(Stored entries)
################
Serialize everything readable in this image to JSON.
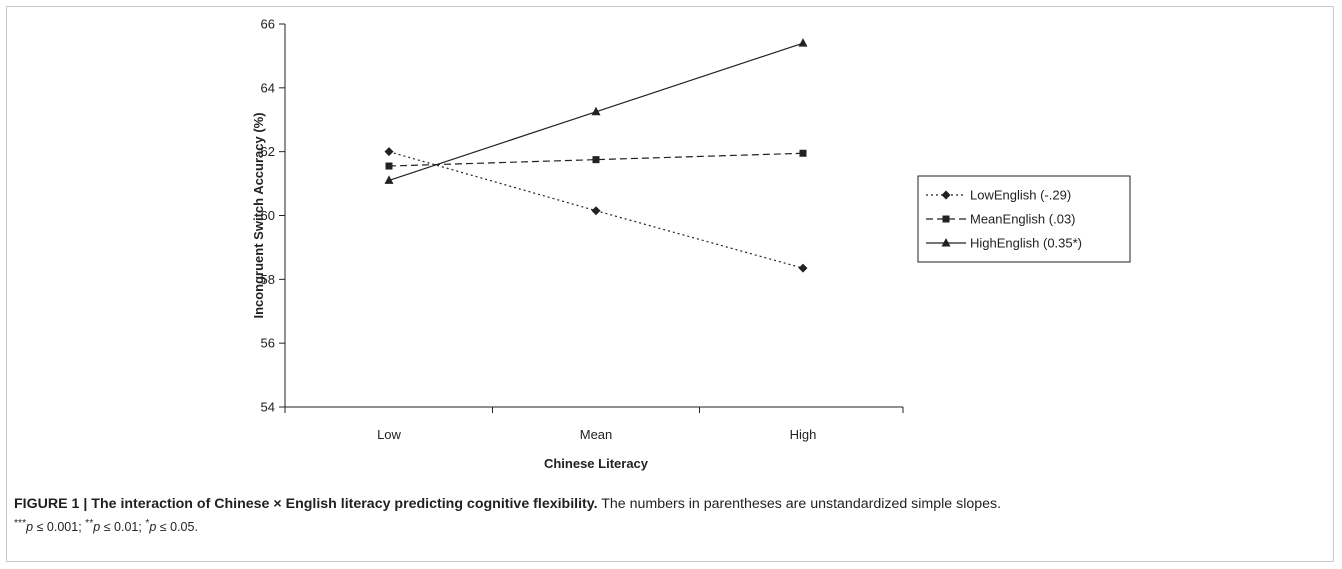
{
  "chart_data": {
    "type": "line",
    "categories": [
      "Low",
      "Mean",
      "High"
    ],
    "series": [
      {
        "name": "LowEnglish (-.29)",
        "values": [
          62.0,
          60.15,
          58.35
        ],
        "style": "dotted",
        "marker": "diamond"
      },
      {
        "name": "MeanEnglish (.03)",
        "values": [
          61.55,
          61.75,
          61.95
        ],
        "style": "dashed",
        "marker": "square"
      },
      {
        "name": "HighEnglish (0.35*)",
        "values": [
          61.1,
          63.25,
          65.4
        ],
        "style": "solid",
        "marker": "triangle"
      }
    ],
    "xlabel": "Chinese Literacy",
    "ylabel": "Incongruent Switch Accuracy (%)",
    "ylim": [
      54,
      66
    ],
    "yticks": [
      "54",
      "56",
      "58",
      "60",
      "62",
      "64",
      "66"
    ],
    "grid": false,
    "legend_position": "right"
  },
  "caption": {
    "lead": "FIGURE 1 | The interaction of Chinese × English literacy predicting cognitive flexibility.",
    "body": " The numbers in parentheses are unstandardized simple slopes.",
    "sig_1_stars": "***",
    "sig_1_text": " ≤ 0.001; ",
    "sig_2_stars": "**",
    "sig_2_text": " ≤ 0.01; ",
    "sig_3_stars": "*",
    "sig_3_text": " ≤ 0.05.",
    "p_symbol": "p"
  },
  "colors": {
    "line": "#222222",
    "border": "#c8c8c8"
  }
}
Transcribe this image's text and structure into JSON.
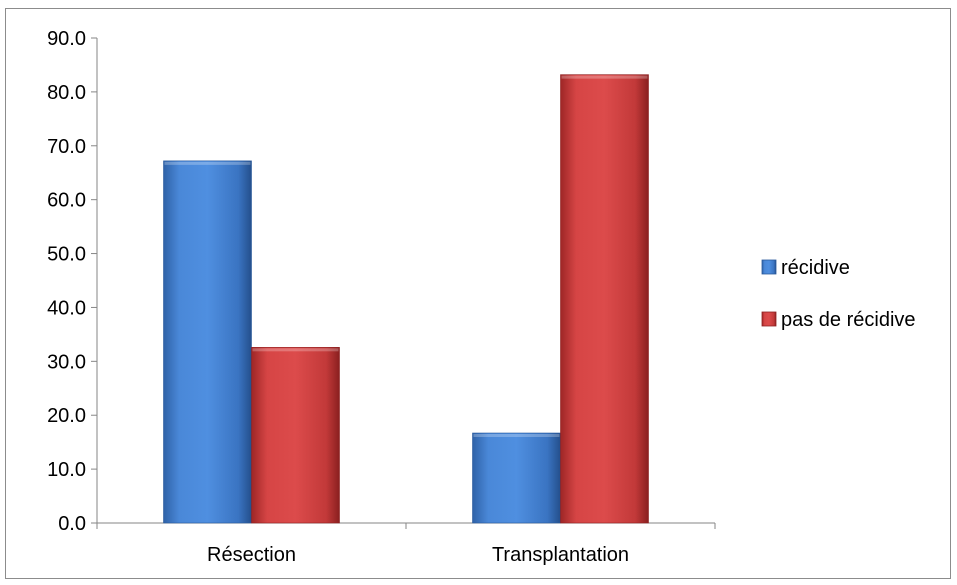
{
  "chart_data": {
    "type": "bar",
    "title": "",
    "xlabel": "",
    "ylabel": "",
    "categories": [
      "Résection",
      "Transplantation"
    ],
    "series": [
      {
        "name": "récidive",
        "values": [
          67.2,
          16.7
        ],
        "color": "#3f7ccc"
      },
      {
        "name": "pas de récidive",
        "values": [
          32.6,
          83.2
        ],
        "color": "#c83a3a"
      }
    ],
    "ylim": [
      0,
      90
    ],
    "yticks": [
      "0.0",
      "10.0",
      "20.0",
      "30.0",
      "40.0",
      "50.0",
      "60.0",
      "70.0",
      "80.0",
      "90.0"
    ],
    "grid": false,
    "legend_position": "right"
  }
}
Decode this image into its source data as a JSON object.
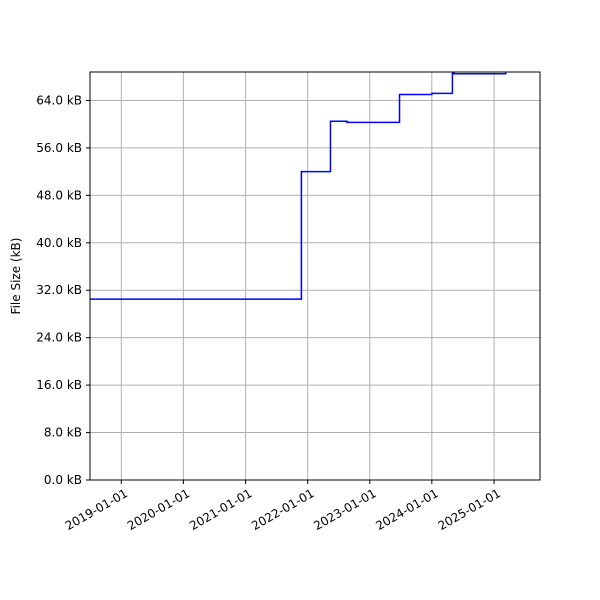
{
  "chart_data": {
    "type": "line",
    "title": "",
    "xlabel": "",
    "ylabel": "File Size (kB)",
    "y_unit_suffix": " kB",
    "xlim": [
      "2018-07-01",
      "2025-09-28"
    ],
    "ylim": [
      0,
      68.8
    ],
    "grid": true,
    "x_ticks": [
      "2019-01-01",
      "2020-01-01",
      "2021-01-01",
      "2022-01-01",
      "2023-01-01",
      "2024-01-01",
      "2025-01-01"
    ],
    "x_tick_labels": [
      "2019-01-01",
      "2020-01-01",
      "2021-01-01",
      "2022-01-01",
      "2023-01-01",
      "2024-01-01",
      "2025-01-01"
    ],
    "y_ticks": [
      0,
      8,
      16,
      24,
      32,
      40,
      48,
      56,
      64
    ],
    "y_tick_labels": [
      "0.0 kB",
      "8.0 kB",
      "16.0 kB",
      "24.0 kB",
      "32.0 kB",
      "40.0 kB",
      "48.0 kB",
      "56.0 kB",
      "64.0 kB"
    ],
    "series": [
      {
        "color": "#0000ff",
        "step": true,
        "x": [
          "2018-07-01",
          "2021-11-25",
          "2022-05-15",
          "2022-08-20",
          "2023-06-25",
          "2024-01-01",
          "2024-05-01",
          "2024-05-10",
          "2025-03-10",
          "2025-03-25"
        ],
        "y": [
          30.5,
          52.0,
          60.5,
          60.3,
          65.0,
          65.2,
          69.0,
          68.5,
          69.0,
          69.5
        ]
      }
    ]
  }
}
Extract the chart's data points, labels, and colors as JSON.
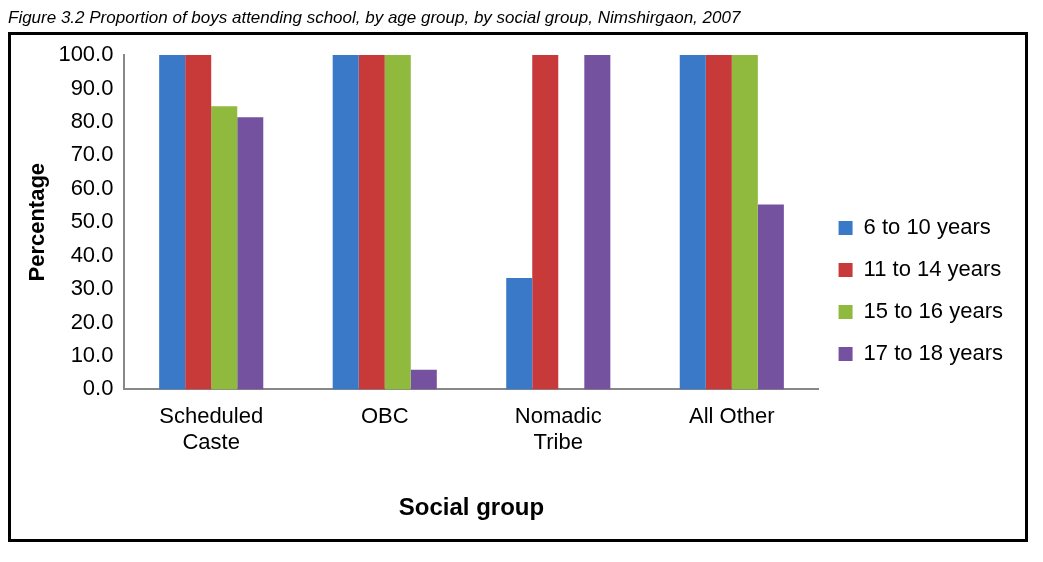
{
  "chart_data": {
    "type": "bar",
    "title": "Figure 3.2 Proportion of boys attending school, by age group, by social group, Nimshirgaon, 2007",
    "xlabel": "Social group",
    "ylabel": "Percentage",
    "categories": [
      "Scheduled\nCaste",
      "OBC",
      "Nomadic\nTribe",
      "All Other"
    ],
    "series": [
      {
        "name": "6 to 10 years",
        "color": "#3a78c8",
        "values": [
          100,
          100,
          33.3,
          100
        ]
      },
      {
        "name": "11 to 14 years",
        "color": "#c8393a",
        "values": [
          100,
          100,
          100,
          100
        ]
      },
      {
        "name": "15 to 16 years",
        "color": "#8fba3e",
        "values": [
          84.7,
          100,
          0,
          100
        ]
      },
      {
        "name": "17 to 18 years",
        "color": "#7552a0",
        "values": [
          81.4,
          5.9,
          100,
          55.3
        ]
      }
    ],
    "ylim": [
      0,
      100
    ],
    "yticks": [
      {
        "value": 0,
        "label": "0.0"
      },
      {
        "value": 10,
        "label": "10.0"
      },
      {
        "value": 20,
        "label": "20.0"
      },
      {
        "value": 30,
        "label": "30.0"
      },
      {
        "value": 40,
        "label": "40.0"
      },
      {
        "value": 50,
        "label": "50.0"
      },
      {
        "value": 60,
        "label": "60.0"
      },
      {
        "value": 70,
        "label": "70.0"
      },
      {
        "value": 80,
        "label": "80.0"
      },
      {
        "value": 90,
        "label": "90.0"
      },
      {
        "value": 100,
        "label": "100.0"
      }
    ],
    "grid": false,
    "legend": "right"
  }
}
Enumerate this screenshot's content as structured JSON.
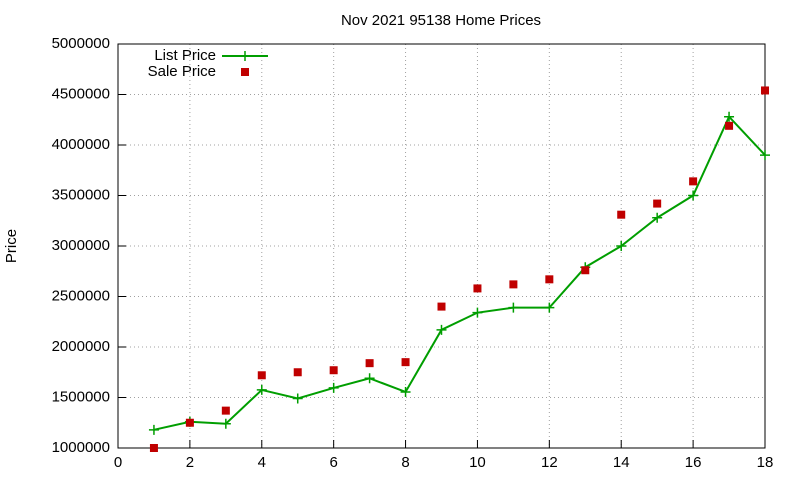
{
  "chart_data": {
    "type": "line",
    "title": "Nov 2021 95138 Home Prices",
    "ylabel": "Price",
    "x": [
      1,
      2,
      3,
      4,
      5,
      6,
      7,
      8,
      9,
      10,
      11,
      12,
      13,
      14,
      15,
      16,
      17,
      18
    ],
    "series": [
      {
        "name": "List Price",
        "color": "#009e00",
        "style": "linespoints",
        "values": [
          1180000,
          1260000,
          1240000,
          1575000,
          1490000,
          1595000,
          1690000,
          1555000,
          2170000,
          2340000,
          2390000,
          2390000,
          2790000,
          3000000,
          3280000,
          3500000,
          4280000,
          3900000
        ]
      },
      {
        "name": "Sale Price",
        "color": "#c00000",
        "style": "points",
        "values": [
          1000000,
          1250000,
          1370000,
          1720000,
          1750000,
          1770000,
          1840000,
          1850000,
          2400000,
          2580000,
          2620000,
          2670000,
          2760000,
          3310000,
          3420000,
          3640000,
          4190000,
          4540000
        ]
      }
    ],
    "xlim": [
      0,
      18
    ],
    "xticks": [
      0,
      2,
      4,
      6,
      8,
      10,
      12,
      14,
      16,
      18
    ],
    "ylim": [
      1000000,
      5000000
    ],
    "yticks": [
      1000000,
      1500000,
      2000000,
      2500000,
      3000000,
      3500000,
      4000000,
      4500000,
      5000000
    ],
    "grid": true,
    "legend": "top-left"
  }
}
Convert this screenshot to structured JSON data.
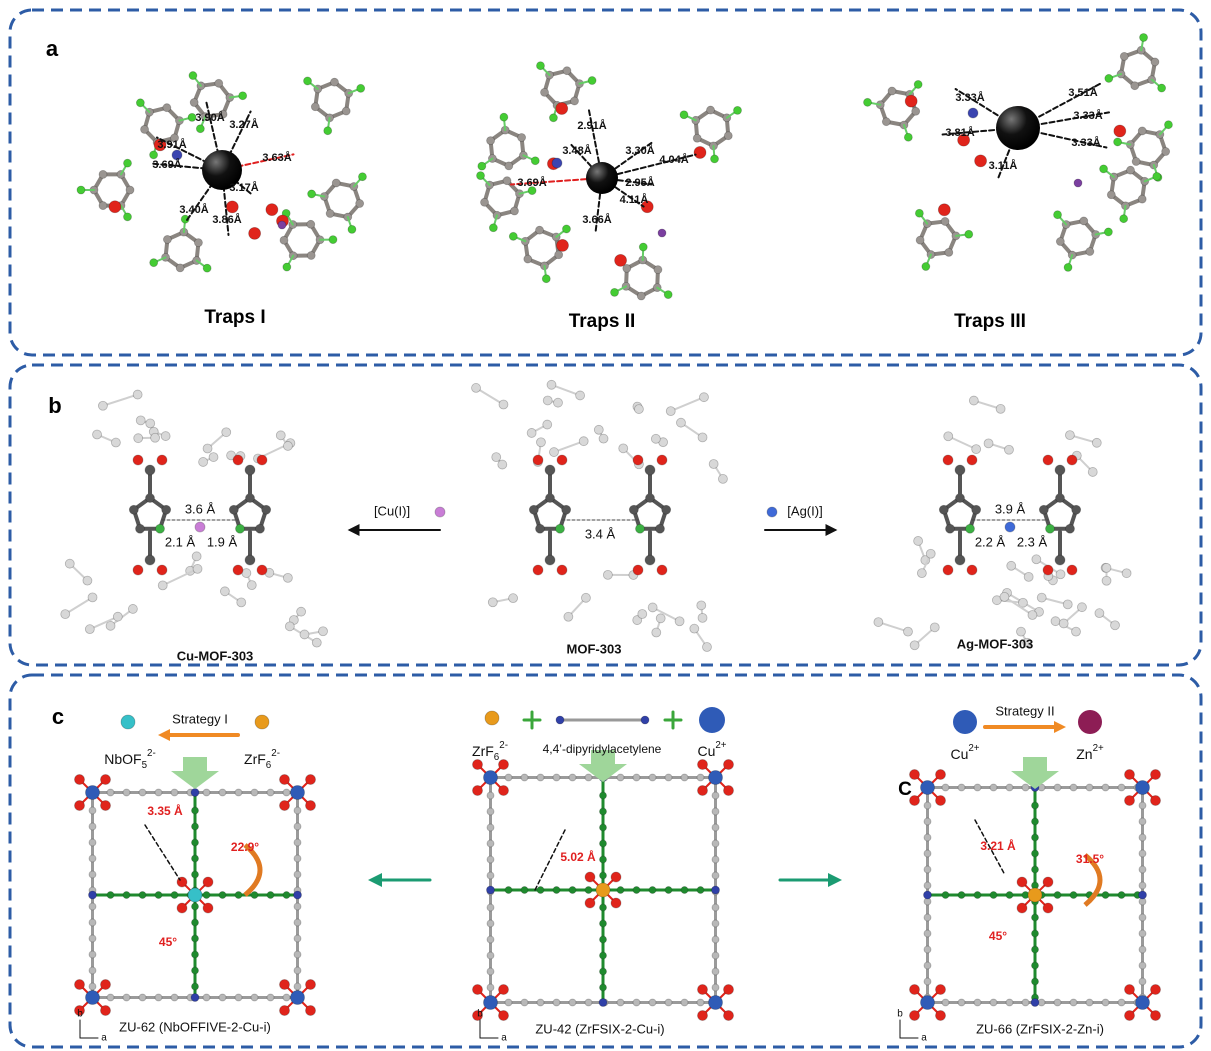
{
  "panel_a": {
    "label": "a",
    "traps": [
      {
        "title": "Traps I",
        "distances": [
          "3.91Å",
          "3.90Å",
          "3.27Å",
          "3.69Å",
          "3.63Å",
          "3.40Å",
          "3.17Å",
          "3.86Å"
        ]
      },
      {
        "title": "Traps II",
        "distances": [
          "2.91Å",
          "3.48Å",
          "3.30Å",
          "4.04Å",
          "3.69Å",
          "2.95Å",
          "4.11Å",
          "3.66Å"
        ]
      },
      {
        "title": "Traps III",
        "distances": [
          "3.33Å",
          "3.51Å",
          "3.33Å",
          "3.81Å",
          "3.33Å",
          "3.11Å"
        ]
      }
    ]
  },
  "panel_b": {
    "label": "b",
    "structures": [
      {
        "title": "Cu-MOF-303",
        "distances": [
          "3.6 Å",
          "2.1 Å",
          "1.9 Å"
        ]
      },
      {
        "title": "MOF-303",
        "distances": [
          "3.4 Å"
        ]
      },
      {
        "title": "Ag-MOF-303",
        "distances": [
          "3.9 Å",
          "2.2 Å",
          "2.3 Å"
        ]
      }
    ],
    "reagents": [
      "[Cu(I)]",
      "[Ag(I)]"
    ]
  },
  "panel_c": {
    "label": "c",
    "left": {
      "strategy": "Strategy I",
      "from": {
        "base": "ZrF",
        "sub": "6",
        "sup": "2-"
      },
      "to": {
        "base": "NbOF",
        "sub": "5",
        "sup": "2-"
      },
      "distance": "3.35 Å",
      "angles": [
        "22.9°",
        "45°"
      ],
      "title": "ZU-62 (NbOFFIVE-2-Cu-i)"
    },
    "center": {
      "components": [
        {
          "base": "ZrF",
          "sub": "6",
          "sup": "2-"
        },
        {
          "base": "4,4’-dipyridylacetylene"
        },
        {
          "base": "Cu",
          "sup": "2+"
        }
      ],
      "distance": "5.02 Å",
      "title": "ZU-42 (ZrFSIX-2-Cu-i)"
    },
    "right": {
      "strategy": "Strategy II",
      "from": {
        "base": "Cu",
        "sup": "2+"
      },
      "to": {
        "base": "Zn",
        "sup": "2+"
      },
      "marker": "C",
      "distance": "3.21 Å",
      "angles": [
        "31.5°",
        "45°"
      ],
      "title": "ZU-66 (ZrFSIX-2-Zn-i)"
    },
    "axes": [
      "b",
      "a"
    ]
  }
}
################
**What you need to do**
Copy each line of the listing in which the word "ylabel" can be found.

**Output of the exercise**
    "ylabel": "Incongruent Switch Accuracy (%)",
    "ylabel": "",
    "ylabel": "File Size (kB)",
    "ylabel": "Percentage",
    "ylabel": "Price",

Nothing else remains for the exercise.